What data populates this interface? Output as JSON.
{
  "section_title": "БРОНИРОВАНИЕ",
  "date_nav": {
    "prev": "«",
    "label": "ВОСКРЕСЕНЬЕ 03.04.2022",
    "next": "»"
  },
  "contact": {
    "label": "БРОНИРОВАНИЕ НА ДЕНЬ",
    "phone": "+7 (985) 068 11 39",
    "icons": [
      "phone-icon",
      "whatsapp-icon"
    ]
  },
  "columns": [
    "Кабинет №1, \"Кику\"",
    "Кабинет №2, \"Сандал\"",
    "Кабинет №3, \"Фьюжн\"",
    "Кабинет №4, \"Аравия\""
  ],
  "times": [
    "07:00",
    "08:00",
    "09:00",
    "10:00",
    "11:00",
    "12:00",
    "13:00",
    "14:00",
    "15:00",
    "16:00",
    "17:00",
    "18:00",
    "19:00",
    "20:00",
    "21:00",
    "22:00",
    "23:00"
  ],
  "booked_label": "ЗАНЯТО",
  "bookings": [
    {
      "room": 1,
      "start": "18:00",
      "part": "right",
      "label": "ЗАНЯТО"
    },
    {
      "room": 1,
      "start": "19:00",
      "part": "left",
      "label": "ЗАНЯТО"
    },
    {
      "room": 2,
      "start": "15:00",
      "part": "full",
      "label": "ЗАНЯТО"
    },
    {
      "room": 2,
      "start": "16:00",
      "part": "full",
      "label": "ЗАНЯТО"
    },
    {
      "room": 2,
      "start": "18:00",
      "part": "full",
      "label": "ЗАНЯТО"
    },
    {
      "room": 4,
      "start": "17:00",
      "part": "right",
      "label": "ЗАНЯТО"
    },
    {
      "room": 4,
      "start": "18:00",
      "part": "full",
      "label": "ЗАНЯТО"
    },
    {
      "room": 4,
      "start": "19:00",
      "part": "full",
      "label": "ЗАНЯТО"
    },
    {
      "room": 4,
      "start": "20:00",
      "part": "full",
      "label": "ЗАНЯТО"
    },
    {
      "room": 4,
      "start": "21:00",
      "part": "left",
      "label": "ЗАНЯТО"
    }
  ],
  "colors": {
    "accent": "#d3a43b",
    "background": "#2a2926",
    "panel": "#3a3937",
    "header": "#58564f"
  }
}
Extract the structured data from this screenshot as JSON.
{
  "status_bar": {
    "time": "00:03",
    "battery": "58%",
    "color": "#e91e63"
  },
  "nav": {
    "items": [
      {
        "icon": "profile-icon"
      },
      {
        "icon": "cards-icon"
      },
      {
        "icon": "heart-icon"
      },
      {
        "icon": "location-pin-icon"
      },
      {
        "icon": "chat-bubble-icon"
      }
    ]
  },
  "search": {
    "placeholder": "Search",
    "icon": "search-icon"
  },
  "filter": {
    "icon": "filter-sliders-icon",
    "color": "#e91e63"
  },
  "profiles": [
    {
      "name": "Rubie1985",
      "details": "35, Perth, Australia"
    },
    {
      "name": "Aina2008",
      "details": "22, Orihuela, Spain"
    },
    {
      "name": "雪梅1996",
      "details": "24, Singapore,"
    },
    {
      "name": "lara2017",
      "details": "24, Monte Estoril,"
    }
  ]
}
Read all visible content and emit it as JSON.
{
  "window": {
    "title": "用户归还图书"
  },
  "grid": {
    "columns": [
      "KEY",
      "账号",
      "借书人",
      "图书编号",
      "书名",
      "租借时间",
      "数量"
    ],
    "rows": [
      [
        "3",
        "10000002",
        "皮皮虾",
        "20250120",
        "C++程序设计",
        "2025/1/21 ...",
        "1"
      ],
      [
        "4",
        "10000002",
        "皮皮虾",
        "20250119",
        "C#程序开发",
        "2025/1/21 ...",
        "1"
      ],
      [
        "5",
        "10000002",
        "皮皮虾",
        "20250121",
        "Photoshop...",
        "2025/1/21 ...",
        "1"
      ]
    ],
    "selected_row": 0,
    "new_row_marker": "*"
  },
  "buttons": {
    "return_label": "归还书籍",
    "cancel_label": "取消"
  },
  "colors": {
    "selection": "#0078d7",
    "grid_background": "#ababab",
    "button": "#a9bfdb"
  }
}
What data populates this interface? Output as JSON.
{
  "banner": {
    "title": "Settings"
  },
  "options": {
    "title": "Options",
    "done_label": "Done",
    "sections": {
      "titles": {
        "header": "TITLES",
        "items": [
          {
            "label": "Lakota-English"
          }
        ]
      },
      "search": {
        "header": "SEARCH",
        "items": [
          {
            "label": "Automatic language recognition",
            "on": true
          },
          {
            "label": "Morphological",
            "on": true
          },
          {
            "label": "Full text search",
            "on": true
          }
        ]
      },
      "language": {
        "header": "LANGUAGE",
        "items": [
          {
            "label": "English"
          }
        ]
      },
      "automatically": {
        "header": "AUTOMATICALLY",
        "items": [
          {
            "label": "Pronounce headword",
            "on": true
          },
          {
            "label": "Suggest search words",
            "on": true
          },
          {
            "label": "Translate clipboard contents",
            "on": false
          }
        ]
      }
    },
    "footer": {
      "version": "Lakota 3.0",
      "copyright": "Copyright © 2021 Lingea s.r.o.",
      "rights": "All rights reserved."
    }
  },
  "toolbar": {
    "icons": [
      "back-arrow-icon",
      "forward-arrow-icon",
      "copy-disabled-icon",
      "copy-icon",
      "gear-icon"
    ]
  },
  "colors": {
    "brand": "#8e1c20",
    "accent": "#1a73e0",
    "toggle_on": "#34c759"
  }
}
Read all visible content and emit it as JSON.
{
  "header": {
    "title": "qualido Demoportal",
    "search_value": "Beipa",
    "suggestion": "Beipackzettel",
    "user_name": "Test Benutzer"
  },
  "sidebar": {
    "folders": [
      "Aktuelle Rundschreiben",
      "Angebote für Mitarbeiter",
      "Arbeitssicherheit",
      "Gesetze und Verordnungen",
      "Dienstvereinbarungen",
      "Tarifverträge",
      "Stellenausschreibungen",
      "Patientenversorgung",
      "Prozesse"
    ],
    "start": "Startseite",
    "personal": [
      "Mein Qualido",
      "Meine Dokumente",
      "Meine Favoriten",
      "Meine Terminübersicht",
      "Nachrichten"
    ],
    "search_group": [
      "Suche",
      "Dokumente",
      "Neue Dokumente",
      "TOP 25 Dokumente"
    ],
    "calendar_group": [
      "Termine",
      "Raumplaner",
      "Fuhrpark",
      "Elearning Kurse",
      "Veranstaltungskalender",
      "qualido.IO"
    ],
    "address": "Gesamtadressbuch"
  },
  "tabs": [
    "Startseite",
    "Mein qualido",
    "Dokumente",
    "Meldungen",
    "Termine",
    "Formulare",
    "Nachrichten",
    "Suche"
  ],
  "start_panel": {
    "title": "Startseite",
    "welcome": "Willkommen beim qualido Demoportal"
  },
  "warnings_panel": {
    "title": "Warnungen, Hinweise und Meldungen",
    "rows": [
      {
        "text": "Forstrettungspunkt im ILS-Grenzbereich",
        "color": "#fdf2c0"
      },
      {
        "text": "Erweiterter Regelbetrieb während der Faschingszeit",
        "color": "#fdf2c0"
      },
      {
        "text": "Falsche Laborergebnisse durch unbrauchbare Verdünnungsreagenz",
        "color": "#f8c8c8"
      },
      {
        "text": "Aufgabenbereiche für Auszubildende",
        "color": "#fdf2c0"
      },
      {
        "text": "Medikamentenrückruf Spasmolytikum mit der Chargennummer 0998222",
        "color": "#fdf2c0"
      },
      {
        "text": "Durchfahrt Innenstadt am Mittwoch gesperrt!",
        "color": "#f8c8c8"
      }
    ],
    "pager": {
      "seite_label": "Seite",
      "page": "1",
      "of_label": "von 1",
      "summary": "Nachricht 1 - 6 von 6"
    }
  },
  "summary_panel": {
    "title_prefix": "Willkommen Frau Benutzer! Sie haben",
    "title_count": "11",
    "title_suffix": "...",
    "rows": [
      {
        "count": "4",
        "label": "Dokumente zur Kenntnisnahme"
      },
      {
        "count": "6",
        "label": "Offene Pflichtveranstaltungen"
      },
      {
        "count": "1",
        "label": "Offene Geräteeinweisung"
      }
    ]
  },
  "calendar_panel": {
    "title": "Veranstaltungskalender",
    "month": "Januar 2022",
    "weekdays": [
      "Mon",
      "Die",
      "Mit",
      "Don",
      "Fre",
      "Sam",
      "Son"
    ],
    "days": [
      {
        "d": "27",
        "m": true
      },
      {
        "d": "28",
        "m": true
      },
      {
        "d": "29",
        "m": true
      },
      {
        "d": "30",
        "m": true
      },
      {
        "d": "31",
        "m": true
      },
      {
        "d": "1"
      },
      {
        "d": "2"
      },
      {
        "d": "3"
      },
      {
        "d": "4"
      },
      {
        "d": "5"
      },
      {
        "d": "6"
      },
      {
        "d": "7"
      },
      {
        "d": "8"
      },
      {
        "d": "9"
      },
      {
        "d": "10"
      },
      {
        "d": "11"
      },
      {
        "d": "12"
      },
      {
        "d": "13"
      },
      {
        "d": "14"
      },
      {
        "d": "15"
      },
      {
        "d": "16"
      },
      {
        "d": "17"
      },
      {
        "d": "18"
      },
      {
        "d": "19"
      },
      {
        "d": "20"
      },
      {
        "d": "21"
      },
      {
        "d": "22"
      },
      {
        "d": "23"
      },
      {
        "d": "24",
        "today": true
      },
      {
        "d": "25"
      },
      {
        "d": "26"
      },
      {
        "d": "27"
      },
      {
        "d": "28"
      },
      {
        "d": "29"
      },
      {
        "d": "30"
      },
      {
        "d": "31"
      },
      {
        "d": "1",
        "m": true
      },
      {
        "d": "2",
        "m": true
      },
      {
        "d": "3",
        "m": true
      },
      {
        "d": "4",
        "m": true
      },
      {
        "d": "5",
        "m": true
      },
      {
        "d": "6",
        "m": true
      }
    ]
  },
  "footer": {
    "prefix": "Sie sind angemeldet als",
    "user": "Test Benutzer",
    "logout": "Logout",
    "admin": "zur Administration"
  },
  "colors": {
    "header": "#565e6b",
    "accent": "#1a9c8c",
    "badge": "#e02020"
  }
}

________________

Exercise objective:
Read the entries and show each line that mentions "Veranstaltungskalender".

Written answer:
      "Veranstaltungskalender",
    "title": "Veranstaltungskalender",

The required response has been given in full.